Supplied material:
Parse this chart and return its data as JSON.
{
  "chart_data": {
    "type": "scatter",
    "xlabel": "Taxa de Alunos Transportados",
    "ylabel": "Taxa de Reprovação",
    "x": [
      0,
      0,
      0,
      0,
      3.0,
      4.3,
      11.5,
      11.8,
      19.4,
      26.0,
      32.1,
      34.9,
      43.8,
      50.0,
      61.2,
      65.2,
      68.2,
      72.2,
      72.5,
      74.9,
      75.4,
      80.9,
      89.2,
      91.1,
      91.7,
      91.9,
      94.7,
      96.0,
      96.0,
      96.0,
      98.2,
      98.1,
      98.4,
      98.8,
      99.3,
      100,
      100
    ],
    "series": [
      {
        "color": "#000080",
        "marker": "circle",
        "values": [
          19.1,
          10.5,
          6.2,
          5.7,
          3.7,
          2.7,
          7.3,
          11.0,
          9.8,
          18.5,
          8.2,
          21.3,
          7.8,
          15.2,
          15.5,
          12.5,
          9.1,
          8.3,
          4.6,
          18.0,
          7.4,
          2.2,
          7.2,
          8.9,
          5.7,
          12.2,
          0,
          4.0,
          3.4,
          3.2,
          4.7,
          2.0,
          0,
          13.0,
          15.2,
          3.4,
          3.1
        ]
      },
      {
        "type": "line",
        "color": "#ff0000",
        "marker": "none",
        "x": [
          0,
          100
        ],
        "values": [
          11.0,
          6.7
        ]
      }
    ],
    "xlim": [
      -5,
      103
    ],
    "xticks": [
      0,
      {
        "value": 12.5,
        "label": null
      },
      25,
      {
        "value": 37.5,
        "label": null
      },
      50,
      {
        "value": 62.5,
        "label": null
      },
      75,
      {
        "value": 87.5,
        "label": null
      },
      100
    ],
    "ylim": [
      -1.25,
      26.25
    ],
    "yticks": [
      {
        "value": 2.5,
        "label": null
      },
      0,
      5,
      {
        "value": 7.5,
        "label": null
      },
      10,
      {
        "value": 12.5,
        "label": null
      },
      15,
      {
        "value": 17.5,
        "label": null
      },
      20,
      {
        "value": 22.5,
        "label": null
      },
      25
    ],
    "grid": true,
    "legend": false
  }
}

What to do: Copy all the lines above that hold the string "Taxa".

Full solution:
    "xlabel": "Taxa de Alunos Transportados",
    "ylabel": "Taxa de Reprovação",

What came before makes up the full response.